- [WRITTEN PROBLEM]:
Repeat exactly, and only, the lines from the line containing "Output a JSON" through the last line of the records below, including both.

Stored data:
================================
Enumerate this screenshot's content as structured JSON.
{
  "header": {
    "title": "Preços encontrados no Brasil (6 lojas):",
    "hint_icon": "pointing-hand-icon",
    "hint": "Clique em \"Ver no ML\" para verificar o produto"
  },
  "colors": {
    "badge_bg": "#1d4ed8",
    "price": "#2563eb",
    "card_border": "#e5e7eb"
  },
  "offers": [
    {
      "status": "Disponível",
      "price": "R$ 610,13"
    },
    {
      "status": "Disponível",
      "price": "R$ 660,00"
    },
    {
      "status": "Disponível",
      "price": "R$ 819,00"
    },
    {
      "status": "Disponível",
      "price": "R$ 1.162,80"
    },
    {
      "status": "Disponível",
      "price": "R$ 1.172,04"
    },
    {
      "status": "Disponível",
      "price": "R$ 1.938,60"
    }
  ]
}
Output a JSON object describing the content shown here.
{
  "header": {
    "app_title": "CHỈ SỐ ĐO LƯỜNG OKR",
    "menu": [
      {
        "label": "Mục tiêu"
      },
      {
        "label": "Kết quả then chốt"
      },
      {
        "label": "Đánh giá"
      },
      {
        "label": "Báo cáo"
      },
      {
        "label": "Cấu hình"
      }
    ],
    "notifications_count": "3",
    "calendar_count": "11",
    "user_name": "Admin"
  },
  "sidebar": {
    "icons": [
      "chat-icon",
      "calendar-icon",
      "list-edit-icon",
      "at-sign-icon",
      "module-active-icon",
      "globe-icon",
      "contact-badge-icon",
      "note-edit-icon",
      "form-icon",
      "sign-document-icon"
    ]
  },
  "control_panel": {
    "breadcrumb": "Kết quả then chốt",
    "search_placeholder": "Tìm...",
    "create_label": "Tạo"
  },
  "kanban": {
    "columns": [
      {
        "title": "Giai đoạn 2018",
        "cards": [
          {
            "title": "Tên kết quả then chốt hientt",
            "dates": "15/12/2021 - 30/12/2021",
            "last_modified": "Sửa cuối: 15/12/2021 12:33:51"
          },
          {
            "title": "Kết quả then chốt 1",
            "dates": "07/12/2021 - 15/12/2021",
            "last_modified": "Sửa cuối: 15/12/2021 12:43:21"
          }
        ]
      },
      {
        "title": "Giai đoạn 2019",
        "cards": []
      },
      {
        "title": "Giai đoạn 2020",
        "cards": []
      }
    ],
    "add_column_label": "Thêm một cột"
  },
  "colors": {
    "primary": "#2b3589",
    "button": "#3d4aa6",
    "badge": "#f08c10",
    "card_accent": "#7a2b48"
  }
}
================================
- [FULL RESPONSE]:
Output a JSON object describing the content shown here.
{
  "header": {
    "app_title": "CHỈ SỐ ĐO LƯỜNG OKR",
    "menu": [
      {
        "label": "Mục tiêu"
      },
      {
        "label": "Kết quả then chốt"
      },
      {
        "label": "Đánh giá"
      },
      {
        "label": "Báo cáo"
      },
      {
        "label": "Cấu hình"
      }
    ],
    "notifications_count": "3",
    "calendar_count": "11",
    "user_name": "Admin"
  },
  "sidebar": {
    "icons": [
      "chat-icon",
      "calendar-icon",
      "list-edit-icon",
      "at-sign-icon",
      "module-active-icon",
      "globe-icon",
      "contact-badge-icon",
      "note-edit-icon",
      "form-icon",
      "sign-document-icon"
    ]
  },
  "control_panel": {
    "breadcrumb": "Kết quả then chốt",
    "search_placeholder": "Tìm...",
    "create_label": "Tạo"
  },
  "kanban": {
    "columns": [
      {
        "title": "Giai đoạn 2018",
        "cards": [
          {
            "title": "Tên kết quả then chốt hientt",
            "dates": "15/12/2021 - 30/12/2021",
            "last_modified": "Sửa cuối: 15/12/2021 12:33:51"
          },
          {
            "title": "Kết quả then chốt 1",
            "dates": "07/12/2021 - 15/12/2021",
            "last_modified": "Sửa cuối: 15/12/2021 12:43:21"
          }
        ]
      },
      {
        "title": "Giai đoạn 2019",
        "cards": []
      },
      {
        "title": "Giai đoạn 2020",
        "cards": []
      }
    ],
    "add_column_label": "Thêm một cột"
  },
  "colors": {
    "primary": "#2b3589",
    "button": "#3d4aa6",
    "badge": "#f08c10",
    "card_accent": "#7a2b48"
  }
}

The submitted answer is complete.